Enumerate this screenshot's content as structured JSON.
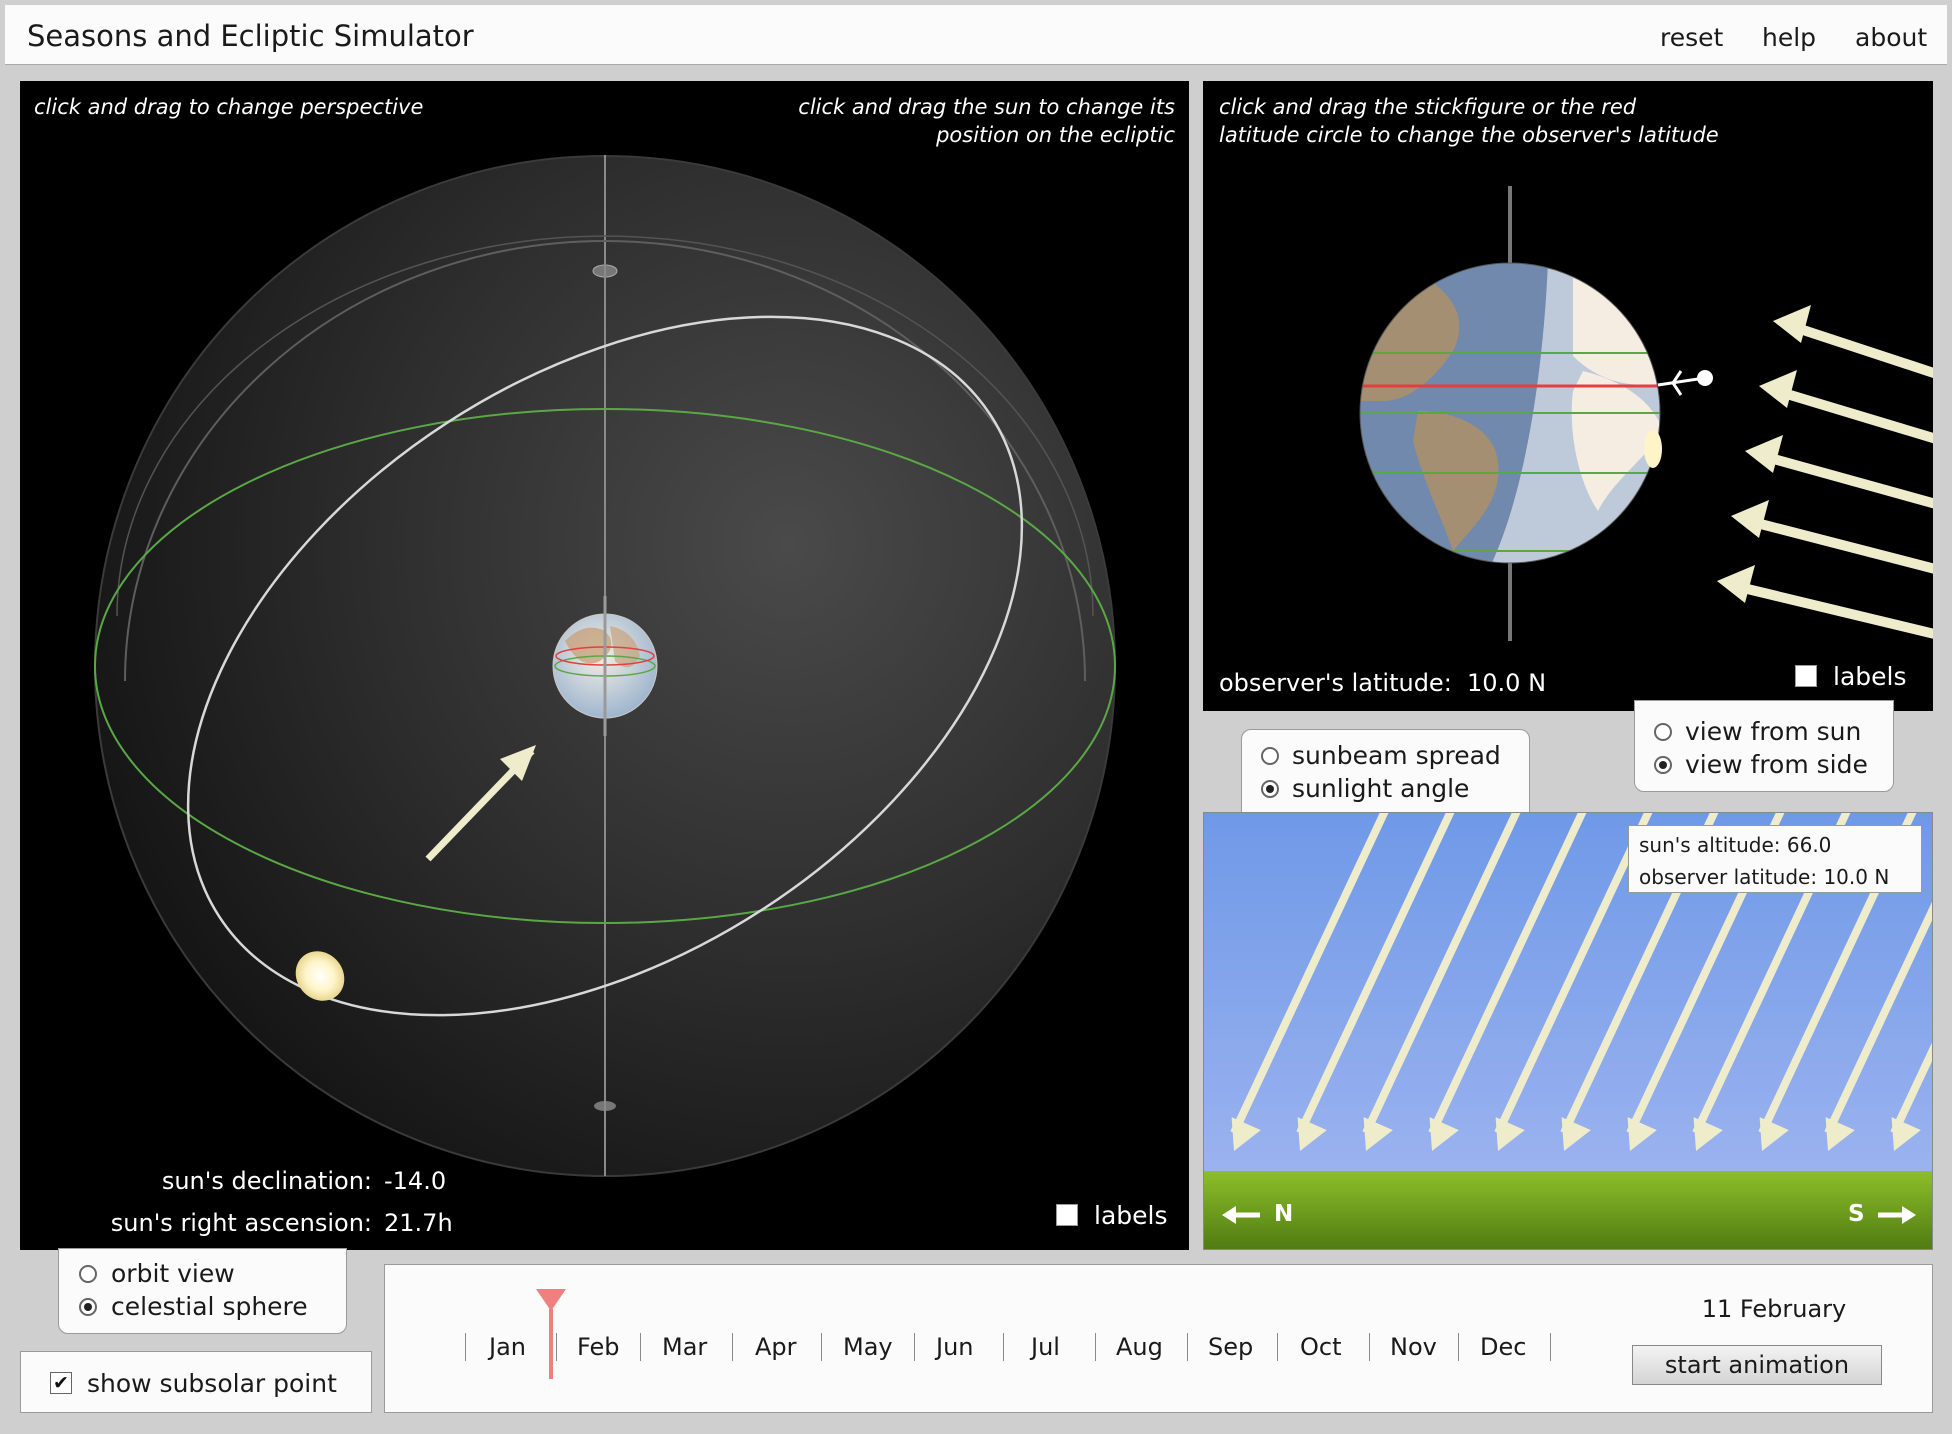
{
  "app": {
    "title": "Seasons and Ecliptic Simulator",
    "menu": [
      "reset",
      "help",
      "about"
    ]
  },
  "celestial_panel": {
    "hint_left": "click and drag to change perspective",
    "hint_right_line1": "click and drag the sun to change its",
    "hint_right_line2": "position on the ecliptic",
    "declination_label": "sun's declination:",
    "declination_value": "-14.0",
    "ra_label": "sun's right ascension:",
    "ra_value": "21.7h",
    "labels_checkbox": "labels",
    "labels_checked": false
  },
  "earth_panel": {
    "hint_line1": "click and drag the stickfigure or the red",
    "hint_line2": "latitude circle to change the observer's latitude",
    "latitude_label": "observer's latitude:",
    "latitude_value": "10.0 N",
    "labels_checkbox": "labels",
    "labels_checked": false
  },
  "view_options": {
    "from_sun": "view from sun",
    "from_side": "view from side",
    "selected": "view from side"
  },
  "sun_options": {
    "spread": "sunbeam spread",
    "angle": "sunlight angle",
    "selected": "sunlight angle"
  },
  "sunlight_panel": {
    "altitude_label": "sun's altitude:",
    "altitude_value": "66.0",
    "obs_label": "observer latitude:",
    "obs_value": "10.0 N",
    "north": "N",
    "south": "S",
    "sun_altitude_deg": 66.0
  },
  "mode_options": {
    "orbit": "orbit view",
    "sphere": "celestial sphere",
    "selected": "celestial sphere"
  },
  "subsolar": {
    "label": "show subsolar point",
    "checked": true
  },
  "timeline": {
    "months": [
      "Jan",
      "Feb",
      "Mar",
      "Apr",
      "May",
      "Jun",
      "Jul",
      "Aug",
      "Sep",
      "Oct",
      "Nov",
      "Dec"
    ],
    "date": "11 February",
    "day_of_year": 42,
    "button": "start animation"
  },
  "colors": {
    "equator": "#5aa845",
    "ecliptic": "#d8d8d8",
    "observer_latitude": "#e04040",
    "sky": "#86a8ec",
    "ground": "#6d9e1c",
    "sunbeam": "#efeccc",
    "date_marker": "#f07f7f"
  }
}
══════
**Request:** State the number of lines in the preceding entries that include the word "subsolar". Provide nothing else.

**Worked answer:** 2